====== Entries supplied

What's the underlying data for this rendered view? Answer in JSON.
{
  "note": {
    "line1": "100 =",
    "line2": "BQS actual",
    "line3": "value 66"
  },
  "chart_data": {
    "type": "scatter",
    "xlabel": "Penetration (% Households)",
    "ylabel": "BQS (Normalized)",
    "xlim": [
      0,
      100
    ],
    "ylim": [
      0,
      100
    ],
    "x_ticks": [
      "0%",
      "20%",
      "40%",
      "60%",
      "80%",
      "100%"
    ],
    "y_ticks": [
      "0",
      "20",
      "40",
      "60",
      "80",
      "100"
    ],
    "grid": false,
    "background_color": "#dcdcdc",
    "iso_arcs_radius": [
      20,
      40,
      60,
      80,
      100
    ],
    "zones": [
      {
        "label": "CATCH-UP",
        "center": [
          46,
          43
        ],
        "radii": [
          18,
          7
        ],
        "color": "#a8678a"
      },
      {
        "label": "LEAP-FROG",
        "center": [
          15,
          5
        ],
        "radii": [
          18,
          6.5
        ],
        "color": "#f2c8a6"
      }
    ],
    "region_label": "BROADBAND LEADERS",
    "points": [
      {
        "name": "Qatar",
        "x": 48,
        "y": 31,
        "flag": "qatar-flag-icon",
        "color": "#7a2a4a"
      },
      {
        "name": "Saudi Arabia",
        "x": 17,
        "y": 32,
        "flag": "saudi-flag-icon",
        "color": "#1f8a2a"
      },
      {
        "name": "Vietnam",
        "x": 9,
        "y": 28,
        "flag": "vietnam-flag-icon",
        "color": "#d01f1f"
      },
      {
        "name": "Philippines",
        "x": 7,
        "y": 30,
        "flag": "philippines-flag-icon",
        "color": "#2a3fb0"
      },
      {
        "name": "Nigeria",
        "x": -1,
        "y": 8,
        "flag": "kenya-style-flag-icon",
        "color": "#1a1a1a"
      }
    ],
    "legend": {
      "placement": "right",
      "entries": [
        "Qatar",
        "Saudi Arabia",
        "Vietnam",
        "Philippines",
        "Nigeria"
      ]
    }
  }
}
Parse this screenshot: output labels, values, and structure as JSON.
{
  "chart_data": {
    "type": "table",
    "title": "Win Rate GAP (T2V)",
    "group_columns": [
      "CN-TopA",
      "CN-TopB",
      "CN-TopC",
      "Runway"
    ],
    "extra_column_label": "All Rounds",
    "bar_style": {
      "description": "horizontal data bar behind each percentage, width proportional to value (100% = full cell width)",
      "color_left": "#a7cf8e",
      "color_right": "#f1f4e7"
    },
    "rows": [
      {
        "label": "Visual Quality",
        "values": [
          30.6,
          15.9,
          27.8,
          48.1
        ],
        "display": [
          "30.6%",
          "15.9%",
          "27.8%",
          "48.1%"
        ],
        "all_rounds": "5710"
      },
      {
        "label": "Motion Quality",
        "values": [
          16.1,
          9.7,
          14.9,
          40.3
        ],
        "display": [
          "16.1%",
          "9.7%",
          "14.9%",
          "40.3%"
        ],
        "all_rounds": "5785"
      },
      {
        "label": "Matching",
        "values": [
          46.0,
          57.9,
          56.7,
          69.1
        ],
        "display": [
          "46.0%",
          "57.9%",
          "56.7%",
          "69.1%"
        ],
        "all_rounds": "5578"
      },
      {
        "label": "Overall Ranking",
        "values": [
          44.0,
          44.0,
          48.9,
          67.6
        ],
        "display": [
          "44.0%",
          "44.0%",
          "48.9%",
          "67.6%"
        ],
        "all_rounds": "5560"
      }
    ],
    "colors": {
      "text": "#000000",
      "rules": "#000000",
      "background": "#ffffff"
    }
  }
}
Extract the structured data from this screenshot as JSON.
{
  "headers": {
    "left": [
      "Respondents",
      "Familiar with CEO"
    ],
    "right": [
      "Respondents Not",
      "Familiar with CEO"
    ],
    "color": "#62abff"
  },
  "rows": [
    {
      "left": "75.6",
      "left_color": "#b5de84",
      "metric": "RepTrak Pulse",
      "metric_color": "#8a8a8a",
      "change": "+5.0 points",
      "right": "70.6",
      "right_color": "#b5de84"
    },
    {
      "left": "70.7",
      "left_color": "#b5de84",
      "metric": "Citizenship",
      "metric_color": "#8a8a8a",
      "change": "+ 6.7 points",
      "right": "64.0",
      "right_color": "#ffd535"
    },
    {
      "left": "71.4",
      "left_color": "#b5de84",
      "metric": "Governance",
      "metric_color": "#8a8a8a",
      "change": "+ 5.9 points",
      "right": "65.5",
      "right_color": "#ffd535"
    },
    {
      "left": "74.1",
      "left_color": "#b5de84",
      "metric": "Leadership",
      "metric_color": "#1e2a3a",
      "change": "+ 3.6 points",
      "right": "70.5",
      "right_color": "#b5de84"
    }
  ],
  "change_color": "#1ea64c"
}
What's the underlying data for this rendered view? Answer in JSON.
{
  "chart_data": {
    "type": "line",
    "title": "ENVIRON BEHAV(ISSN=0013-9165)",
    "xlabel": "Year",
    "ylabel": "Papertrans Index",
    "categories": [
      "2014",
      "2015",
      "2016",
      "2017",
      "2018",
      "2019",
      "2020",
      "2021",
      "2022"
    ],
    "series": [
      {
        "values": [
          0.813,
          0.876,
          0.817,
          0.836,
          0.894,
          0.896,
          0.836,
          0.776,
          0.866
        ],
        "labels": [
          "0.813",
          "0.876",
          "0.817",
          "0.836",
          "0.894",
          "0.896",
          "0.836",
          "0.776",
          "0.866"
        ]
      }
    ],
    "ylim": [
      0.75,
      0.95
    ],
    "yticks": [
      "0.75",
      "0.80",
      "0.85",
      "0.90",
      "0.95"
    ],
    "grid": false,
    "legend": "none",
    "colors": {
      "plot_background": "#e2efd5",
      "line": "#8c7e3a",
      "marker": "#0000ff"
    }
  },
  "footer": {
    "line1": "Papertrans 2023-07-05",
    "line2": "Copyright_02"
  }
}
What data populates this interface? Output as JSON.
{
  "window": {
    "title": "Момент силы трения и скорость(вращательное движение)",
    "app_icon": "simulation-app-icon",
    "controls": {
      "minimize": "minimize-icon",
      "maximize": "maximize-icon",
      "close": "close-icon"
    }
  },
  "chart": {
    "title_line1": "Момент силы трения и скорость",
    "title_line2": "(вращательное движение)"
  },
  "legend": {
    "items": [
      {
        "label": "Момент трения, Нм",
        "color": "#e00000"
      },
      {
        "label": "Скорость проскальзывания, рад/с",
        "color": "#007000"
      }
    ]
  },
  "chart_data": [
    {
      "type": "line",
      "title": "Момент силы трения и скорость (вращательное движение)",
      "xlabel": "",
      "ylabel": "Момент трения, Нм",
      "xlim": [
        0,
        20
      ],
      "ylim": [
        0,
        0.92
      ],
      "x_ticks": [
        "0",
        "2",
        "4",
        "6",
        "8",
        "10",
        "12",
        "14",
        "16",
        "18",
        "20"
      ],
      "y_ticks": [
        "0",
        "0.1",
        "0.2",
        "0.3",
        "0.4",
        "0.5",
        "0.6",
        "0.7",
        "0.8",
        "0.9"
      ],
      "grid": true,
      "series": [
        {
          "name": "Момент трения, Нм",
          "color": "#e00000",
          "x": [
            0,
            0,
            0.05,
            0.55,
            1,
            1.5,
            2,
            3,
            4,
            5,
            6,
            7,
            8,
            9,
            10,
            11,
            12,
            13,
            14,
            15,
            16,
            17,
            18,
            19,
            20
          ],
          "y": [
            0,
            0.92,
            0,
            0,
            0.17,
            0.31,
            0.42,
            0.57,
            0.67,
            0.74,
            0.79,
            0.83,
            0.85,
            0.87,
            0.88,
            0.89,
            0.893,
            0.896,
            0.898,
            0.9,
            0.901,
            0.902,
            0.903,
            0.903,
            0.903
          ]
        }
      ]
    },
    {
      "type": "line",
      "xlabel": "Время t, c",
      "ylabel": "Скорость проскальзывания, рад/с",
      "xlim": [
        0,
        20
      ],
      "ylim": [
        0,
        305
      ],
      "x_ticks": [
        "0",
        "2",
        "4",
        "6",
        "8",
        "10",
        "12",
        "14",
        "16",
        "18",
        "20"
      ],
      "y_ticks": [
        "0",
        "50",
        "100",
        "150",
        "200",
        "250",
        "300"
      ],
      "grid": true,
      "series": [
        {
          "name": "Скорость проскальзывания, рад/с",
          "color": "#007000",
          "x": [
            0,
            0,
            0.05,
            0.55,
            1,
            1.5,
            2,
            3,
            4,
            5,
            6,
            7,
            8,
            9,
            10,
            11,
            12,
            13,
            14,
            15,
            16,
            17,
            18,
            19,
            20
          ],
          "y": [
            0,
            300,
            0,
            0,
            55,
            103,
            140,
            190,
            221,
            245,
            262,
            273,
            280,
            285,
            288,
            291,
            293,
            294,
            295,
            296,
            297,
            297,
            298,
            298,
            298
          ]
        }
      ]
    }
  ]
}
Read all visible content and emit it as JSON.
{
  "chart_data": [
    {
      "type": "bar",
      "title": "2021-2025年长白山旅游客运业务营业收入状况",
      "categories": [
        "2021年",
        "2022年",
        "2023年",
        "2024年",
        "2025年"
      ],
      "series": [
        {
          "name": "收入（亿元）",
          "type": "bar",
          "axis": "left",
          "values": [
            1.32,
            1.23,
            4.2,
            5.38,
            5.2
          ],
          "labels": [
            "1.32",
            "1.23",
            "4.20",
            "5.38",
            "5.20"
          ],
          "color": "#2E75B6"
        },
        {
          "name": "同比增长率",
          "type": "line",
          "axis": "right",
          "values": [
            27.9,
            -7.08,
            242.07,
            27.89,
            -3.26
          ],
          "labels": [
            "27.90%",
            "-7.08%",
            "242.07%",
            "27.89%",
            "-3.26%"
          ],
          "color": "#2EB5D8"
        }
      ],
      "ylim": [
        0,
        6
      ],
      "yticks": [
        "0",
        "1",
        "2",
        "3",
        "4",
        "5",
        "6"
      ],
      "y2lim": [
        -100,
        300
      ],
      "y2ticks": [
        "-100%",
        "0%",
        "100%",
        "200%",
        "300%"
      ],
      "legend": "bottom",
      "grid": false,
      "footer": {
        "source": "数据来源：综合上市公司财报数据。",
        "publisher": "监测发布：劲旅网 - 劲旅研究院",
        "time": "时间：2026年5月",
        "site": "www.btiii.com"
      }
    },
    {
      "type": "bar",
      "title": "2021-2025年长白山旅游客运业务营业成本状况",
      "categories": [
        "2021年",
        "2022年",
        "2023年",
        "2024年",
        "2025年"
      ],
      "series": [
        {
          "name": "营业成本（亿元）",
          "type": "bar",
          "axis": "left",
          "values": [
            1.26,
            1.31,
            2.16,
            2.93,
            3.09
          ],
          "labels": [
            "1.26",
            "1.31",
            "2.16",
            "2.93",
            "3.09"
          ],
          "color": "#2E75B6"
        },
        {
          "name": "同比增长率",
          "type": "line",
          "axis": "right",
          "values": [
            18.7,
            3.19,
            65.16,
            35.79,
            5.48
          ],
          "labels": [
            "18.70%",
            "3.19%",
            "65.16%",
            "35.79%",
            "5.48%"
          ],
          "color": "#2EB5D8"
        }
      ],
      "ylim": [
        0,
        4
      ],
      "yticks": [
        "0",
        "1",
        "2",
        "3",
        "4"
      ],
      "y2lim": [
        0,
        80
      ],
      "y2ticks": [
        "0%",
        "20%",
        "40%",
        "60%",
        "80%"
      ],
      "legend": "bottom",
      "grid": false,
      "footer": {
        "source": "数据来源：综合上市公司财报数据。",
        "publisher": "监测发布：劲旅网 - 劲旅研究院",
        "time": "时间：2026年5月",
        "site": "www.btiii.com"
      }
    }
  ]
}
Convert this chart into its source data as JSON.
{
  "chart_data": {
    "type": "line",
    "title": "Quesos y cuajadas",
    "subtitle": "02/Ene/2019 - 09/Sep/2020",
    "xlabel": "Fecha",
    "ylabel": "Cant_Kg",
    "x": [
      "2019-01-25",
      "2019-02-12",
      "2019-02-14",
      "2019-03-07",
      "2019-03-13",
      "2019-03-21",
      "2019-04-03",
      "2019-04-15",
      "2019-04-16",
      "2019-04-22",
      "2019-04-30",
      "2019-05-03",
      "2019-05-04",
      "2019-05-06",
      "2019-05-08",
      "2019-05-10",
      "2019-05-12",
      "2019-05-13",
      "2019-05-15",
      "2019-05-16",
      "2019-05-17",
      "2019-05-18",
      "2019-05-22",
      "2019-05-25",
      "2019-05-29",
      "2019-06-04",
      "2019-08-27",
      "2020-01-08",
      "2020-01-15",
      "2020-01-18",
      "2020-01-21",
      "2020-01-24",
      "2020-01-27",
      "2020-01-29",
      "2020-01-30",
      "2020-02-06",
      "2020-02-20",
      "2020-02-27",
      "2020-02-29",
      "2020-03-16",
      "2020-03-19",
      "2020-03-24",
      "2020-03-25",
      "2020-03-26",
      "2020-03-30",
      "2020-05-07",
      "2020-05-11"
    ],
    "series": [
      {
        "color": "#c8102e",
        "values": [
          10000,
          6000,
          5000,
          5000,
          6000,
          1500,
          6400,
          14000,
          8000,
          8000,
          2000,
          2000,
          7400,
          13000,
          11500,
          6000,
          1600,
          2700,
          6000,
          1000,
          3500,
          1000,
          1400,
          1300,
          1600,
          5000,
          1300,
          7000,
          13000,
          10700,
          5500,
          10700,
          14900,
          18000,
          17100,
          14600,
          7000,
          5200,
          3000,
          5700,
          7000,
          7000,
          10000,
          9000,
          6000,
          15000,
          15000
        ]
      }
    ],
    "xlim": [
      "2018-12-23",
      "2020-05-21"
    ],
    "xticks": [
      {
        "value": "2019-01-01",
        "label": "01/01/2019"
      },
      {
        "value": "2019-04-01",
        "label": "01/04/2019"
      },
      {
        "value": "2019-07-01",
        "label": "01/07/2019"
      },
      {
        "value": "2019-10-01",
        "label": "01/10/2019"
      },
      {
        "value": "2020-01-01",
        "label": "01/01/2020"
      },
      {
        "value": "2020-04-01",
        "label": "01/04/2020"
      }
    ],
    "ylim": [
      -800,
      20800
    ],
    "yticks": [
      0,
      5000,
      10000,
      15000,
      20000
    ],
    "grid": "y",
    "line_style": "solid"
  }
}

============

Prompt - A line counts if it holds the word "вращательное". How many lines of the entries count? Give the number only.

Reply to the exercise - 3